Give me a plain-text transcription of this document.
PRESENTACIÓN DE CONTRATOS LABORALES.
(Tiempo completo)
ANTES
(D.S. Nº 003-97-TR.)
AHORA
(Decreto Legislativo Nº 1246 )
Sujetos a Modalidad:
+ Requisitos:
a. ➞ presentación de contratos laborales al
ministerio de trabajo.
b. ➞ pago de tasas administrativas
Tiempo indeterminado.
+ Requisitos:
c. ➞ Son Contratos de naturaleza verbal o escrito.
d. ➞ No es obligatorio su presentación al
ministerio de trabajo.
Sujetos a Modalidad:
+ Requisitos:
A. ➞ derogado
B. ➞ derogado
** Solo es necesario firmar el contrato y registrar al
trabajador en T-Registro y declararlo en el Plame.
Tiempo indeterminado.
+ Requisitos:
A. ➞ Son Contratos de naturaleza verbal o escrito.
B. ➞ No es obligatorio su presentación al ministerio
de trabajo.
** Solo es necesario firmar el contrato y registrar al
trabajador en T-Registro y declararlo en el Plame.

Instructions to follow: Look for the word "escrito" and return every line where it occurs.

Answer to the exercise:
c. ➞ Son Contratos de naturaleza verbal o escrito.
A. ➞ Son Contratos de naturaleza verbal o escrito.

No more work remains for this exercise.